Selected extract:
____
There are 3 properties here that need changing.

  • BEARER_TOKEN_HERE needs replacing with the bearer token you obtained from Twitter earlier.
  • CONTACT_ADDRESS_HERE needs replacing with some kind of contact details. Be it an email or website address. This is sent in all requests in the user agent string to be polite. Alternatively, this can be omitted and the CONTACT_ADDRESS environment variable set instead.
  • SALT_HERE needs replacing with a long, random, and unguessable string. This Bash command can generate an appropriate one: dd if=/dev/urandom bs=1 count=32 2>/dev/null | base64 | tr -d '+/='. Alternatively, random.org can be used instead. See the section on data anonymisation for more information.

Once done, you can download data from Twitter like so:

twitter-academic-downloader download --credentials path/to/credentials.toml --output path/to/output_dir --start-time '2019-01-01 01:00' --search 'insert query here'

Let's break down the above piece by piece:

  • twitter-academic-downloader: This is the name of the command we want to call. In this case, we are calling the twitter-academic-downloader.
____
Material provided:

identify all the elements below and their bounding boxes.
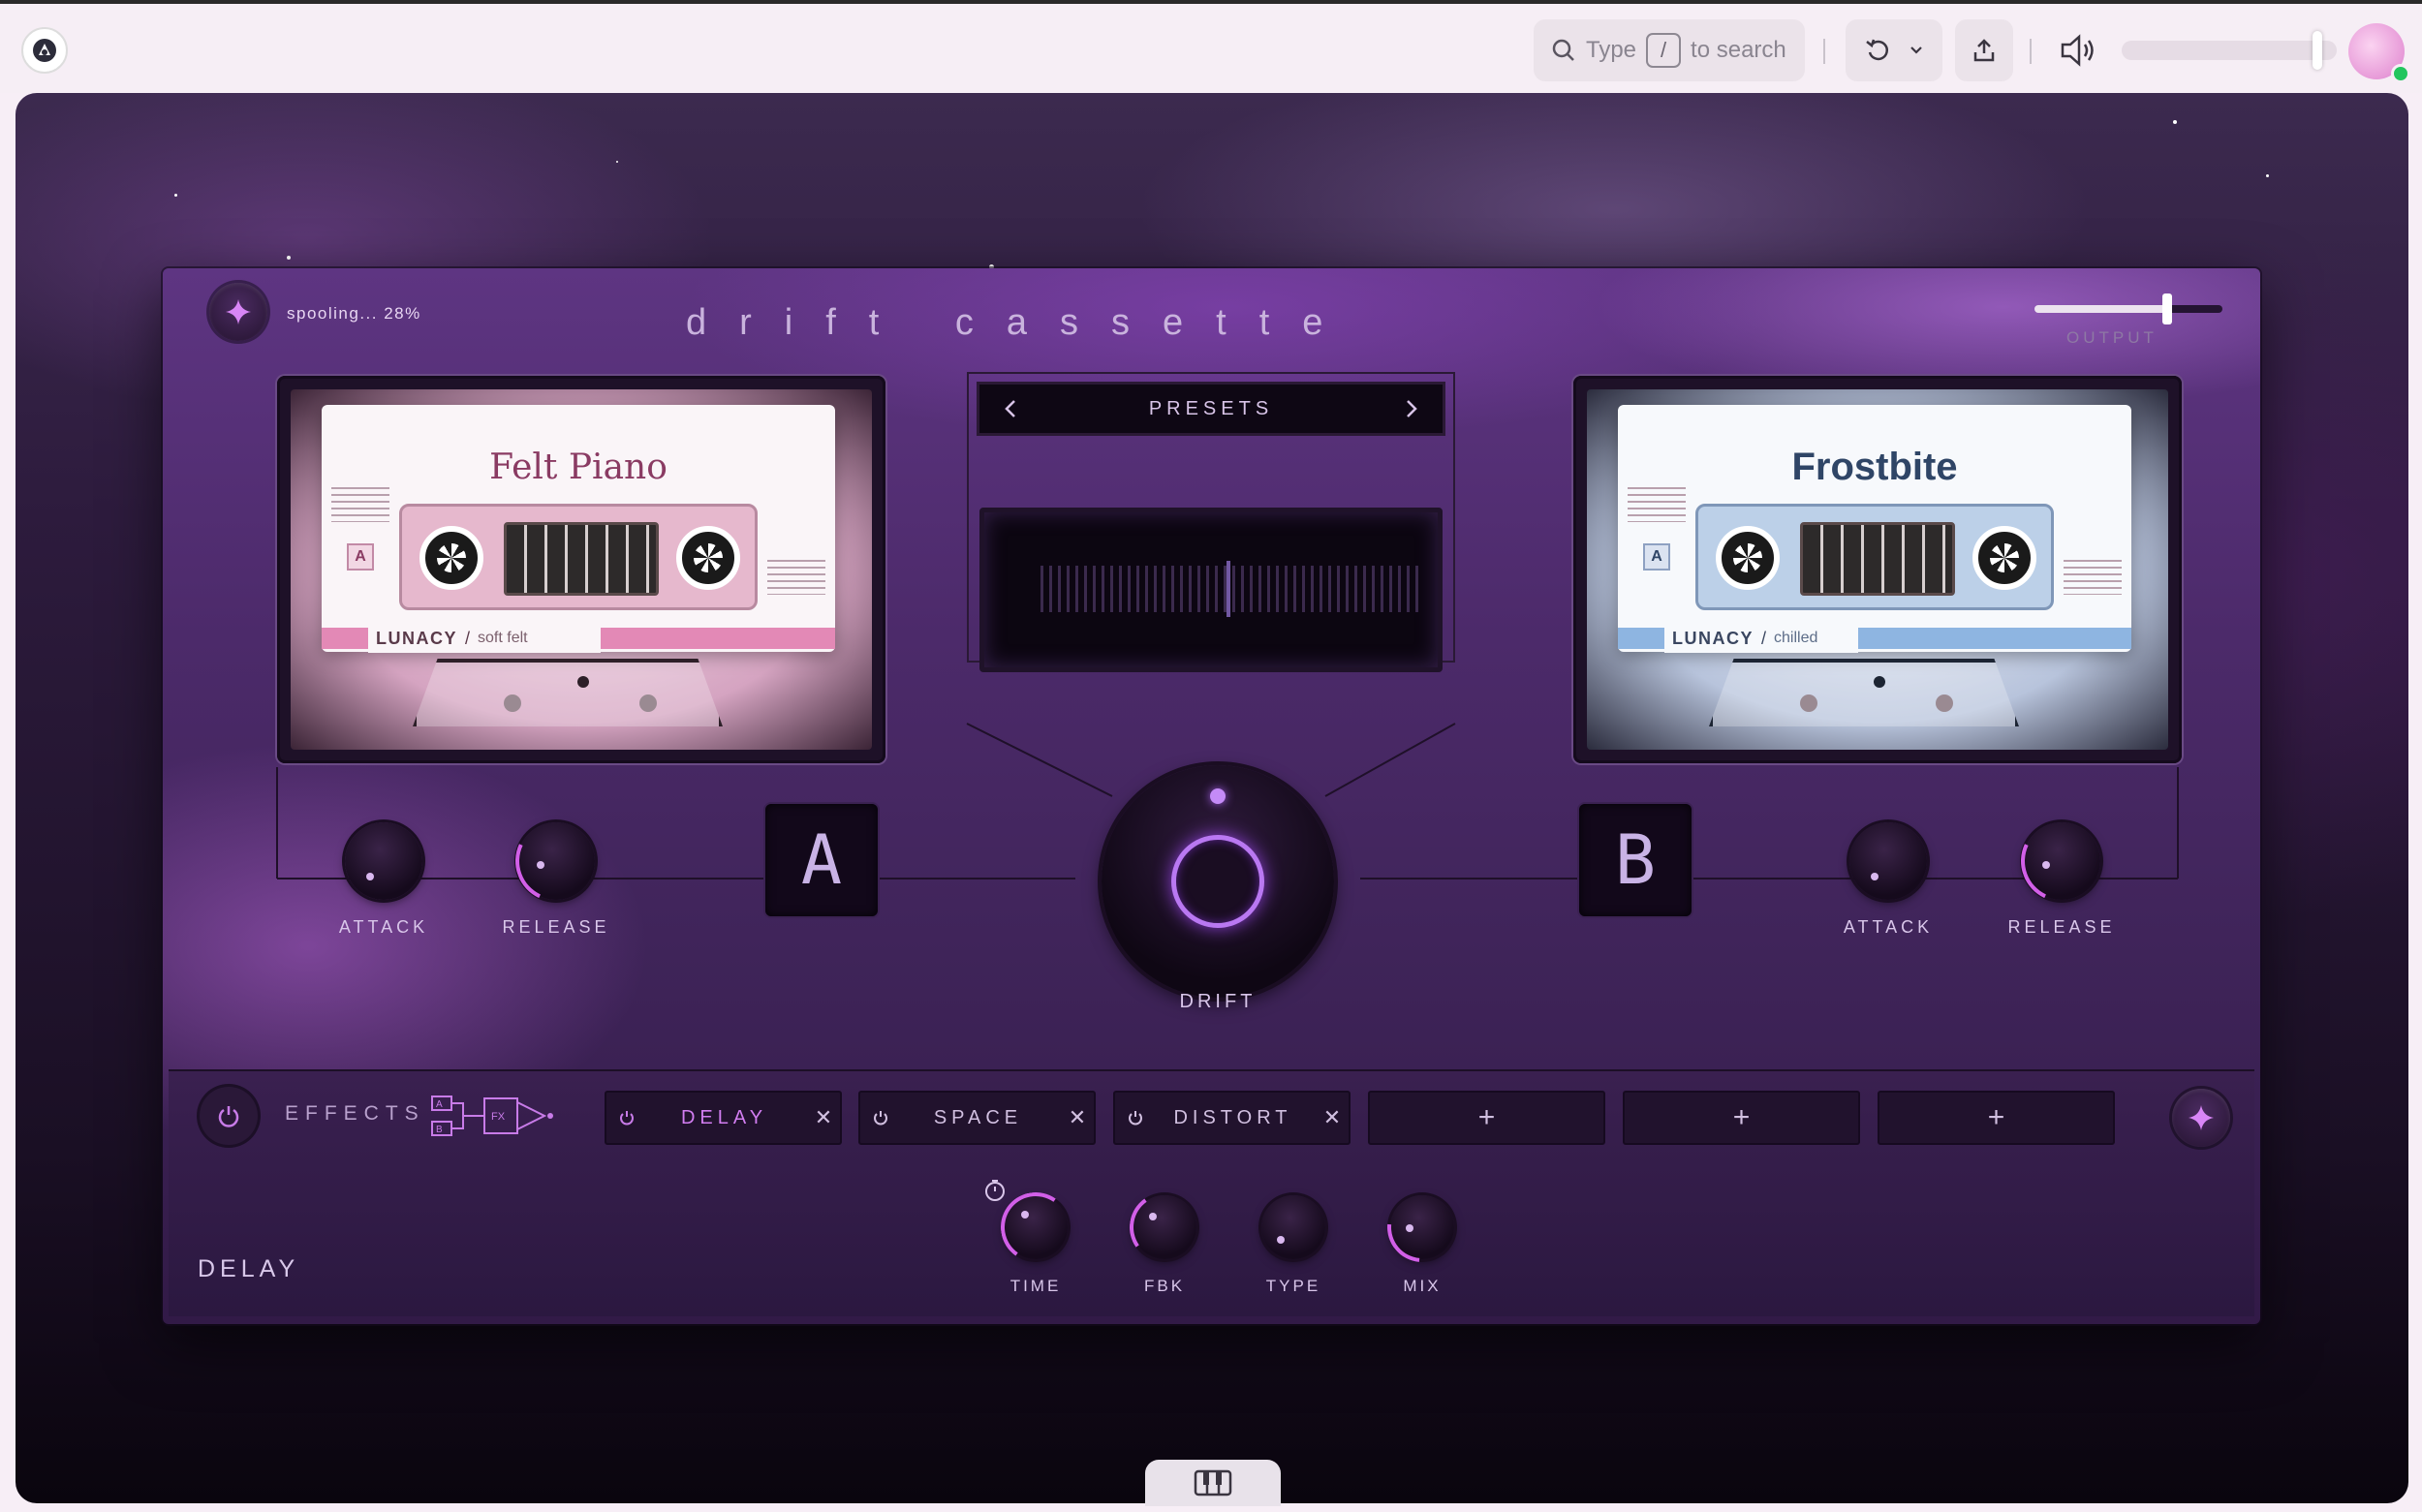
sparkle-button[interactable]	[2172, 1089, 2230, 1147]
keyboard-toggle[interactable]	[1145, 1460, 1281, 1506]
power-icon[interactable]	[1126, 1108, 1145, 1127]
effects-label: EFFECTS	[285, 1102, 425, 1125]
effects-power-button[interactable]	[200, 1087, 258, 1145]
piano-keyboard-icon	[1194, 1469, 1232, 1497]
add-fx-slot-button[interactable]: +	[1878, 1091, 2115, 1145]
attack-knob-a[interactable]	[345, 822, 422, 900]
deck-b-digit: B	[1579, 804, 1692, 916]
fx-slot-space[interactable]: SPACE ✕	[858, 1091, 1096, 1145]
share-button[interactable]	[1955, 19, 2013, 81]
search-icon	[1552, 39, 1574, 61]
search-shortcut-key: /	[1646, 33, 1682, 68]
timer-icon	[985, 1180, 1005, 1201]
feedback-label: FBK	[1143, 1277, 1186, 1295]
app-toolbar: Type / to search	[0, 4, 2422, 93]
undo-icon	[1866, 39, 1889, 61]
fx-chain-fx-label: FX	[491, 1111, 506, 1123]
attack-knob-b[interactable]	[1849, 822, 1927, 900]
fx-chain-a-label: A	[436, 1099, 443, 1110]
type-label: TYPE	[1265, 1277, 1321, 1295]
power-icon[interactable]	[617, 1108, 637, 1127]
search-box[interactable]: Type / to search	[1534, 19, 1805, 81]
close-icon[interactable]: ✕	[807, 1105, 840, 1130]
attack-label: ATTACK	[338, 917, 429, 937]
power-icon	[218, 1106, 239, 1127]
chevron-down-icon[interactable]	[1909, 43, 1924, 58]
toolbar-divider	[2030, 39, 2032, 64]
fx-slot-name: DELAY	[680, 1106, 768, 1128]
drift-label: DRIFT	[1179, 991, 1257, 1012]
fx-routing-diagram: A B FX	[430, 1093, 556, 1139]
mix-label: MIX	[1403, 1277, 1442, 1295]
volume-slider[interactable]	[2122, 31, 2337, 70]
fx-slot-name: DISTORT	[1173, 1106, 1292, 1128]
share-icon	[1973, 39, 1995, 62]
fx-slot-name: SPACE	[933, 1106, 1023, 1128]
attack-label: ATTACK	[1843, 917, 1934, 937]
fx-slot-distort[interactable]: DISTORT ✕	[1113, 1091, 1351, 1145]
release-knob-a[interactable]	[504, 809, 608, 913]
close-icon[interactable]: ✕	[1316, 1105, 1349, 1130]
selected-fx-name: DELAY	[198, 1255, 300, 1282]
add-fx-slot-button[interactable]: +	[1368, 1091, 1605, 1145]
add-fx-slot-button[interactable]: +	[1623, 1091, 1860, 1145]
deck-a-digit: A	[765, 804, 878, 916]
plugin-stage: spooling... 28% drift cassette OUTPUT Fe…	[16, 93, 2408, 1503]
fx-chain-b-label: B	[436, 1125, 443, 1135]
search-prefix: Type	[1586, 37, 1637, 63]
type-knob[interactable]	[1261, 1195, 1325, 1259]
undo-button[interactable]	[1846, 19, 1942, 81]
release-label: RELEASE	[502, 917, 610, 937]
fx-slot-delay[interactable]: DELAY ✕	[605, 1091, 842, 1145]
online-status-dot	[2391, 64, 2410, 83]
drift-knob[interactable]	[1102, 765, 1334, 998]
drift-cassette-plugin: spooling... 28% drift cassette OUTPUT Fe…	[163, 268, 2260, 1324]
release-knob-b[interactable]	[2009, 809, 2114, 913]
volume-slider-thumb[interactable]	[2313, 31, 2323, 70]
sparkle-icon	[2189, 1105, 2214, 1130]
close-icon[interactable]: ✕	[1061, 1105, 1094, 1130]
effects-rack: EFFECTS A B FX DELAY ✕ SPACE ✕ DISTORT ✕…	[169, 1069, 2254, 1316]
feedback-knob[interactable]	[1124, 1187, 1205, 1268]
toolbar-divider	[1823, 39, 1825, 64]
speaker-icon[interactable]	[2059, 33, 2099, 68]
release-label: RELEASE	[2007, 917, 2116, 937]
search-suffix: to search	[1691, 37, 1786, 63]
power-icon[interactable]	[871, 1108, 890, 1127]
time-knob[interactable]	[995, 1187, 1076, 1268]
app-logo-icon[interactable]	[21, 27, 68, 74]
mix-knob[interactable]	[1373, 1178, 1472, 1277]
time-label: TIME	[1009, 1277, 1062, 1295]
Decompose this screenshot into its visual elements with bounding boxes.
____
Jobs:
1: Render the lines of the records as a Markdown table with the columns Row and Line, starting at the line containing "1089, 2230, 1147]" and ending at the line containing "39, 1574, 61]". Skip any blank lines.
2: Write the next part of the text on setting up and running the Twitter academic downloader, picking up after its last sentence.

Expected answers:
1:
| Row | Line |
|---|---|
| 1 | sparkle-button[interactable]	[2172, 1089, 2230, 1147] |
| 2 | keyboard-toggle[interactable]	[1145, 1460, 1281, 1506] |
| 3 | power-icon[interactable]	[1126, 1108, 1145, 1127] |
| 4 | effects-label: EFFECTS	[285, 1102, 425, 1125] |
| 5 | effects-power-button[interactable]	[200, 1087, 258, 1145] |
| 6 | piano-keyboard-icon	[1194, 1469, 1232, 1497] |
| 7 | add-fx-slot-button[interactable]: +	[1878, 1091, 2115, 1145] |
| 8 | attack-knob-a[interactable]	[345, 822, 422, 900] |
| 9 | deck-b-digit: B	[1579, 804, 1692, 916] |
| 10 | fx-slot-space[interactable]: SPACE ✕	[858, 1091, 1096, 1145] |
| 11 | share-button[interactable]	[1955, 19, 2013, 81] |
| 12 | search-icon	[1552, 39, 1574, 61] |

2:
  • download: This is the subcommand we are calling. In this case, we are calling the download subcommand.
  • --credentials path/to/credentials.toml: This specifies the location of the credentialsl file we created earlier. Replace path/to/credentials.toml with the path to your credentials.toml file.
  • --output path/to/output_dir: The path to the output directory to which the downloaded data will be written. Replace path/to/output_dir with the path to the output directory you'd like to download the data to. It will be created if it doesn't already exist.
  • --start-time '2019-01-01 01:00': Specifies the start time to look for tweets. The Twitter academic API requires that a start time be specified when downloading tweets from the full archive search endpoint. The start time should be in the format YYYY-MM-DD HH:MM (or anything that can be parsed in javascript via new Date(thing)).
  • --search 'insert query here': The query you want to search twitter for. Can be any valid twitter search query - -is:retweet will automatically be appended. See the Twitter docs for more information

Some additional options are also supported - do twitter-academic-downloader --help for more information. Some additional notes about some them are detailed below:

  • --tweets-per-request: This controls the maximum number of tweets to download per request. Defaults to 500, which is the maximum possible value. If you're testing, try a lower number to start with (minimum: 10)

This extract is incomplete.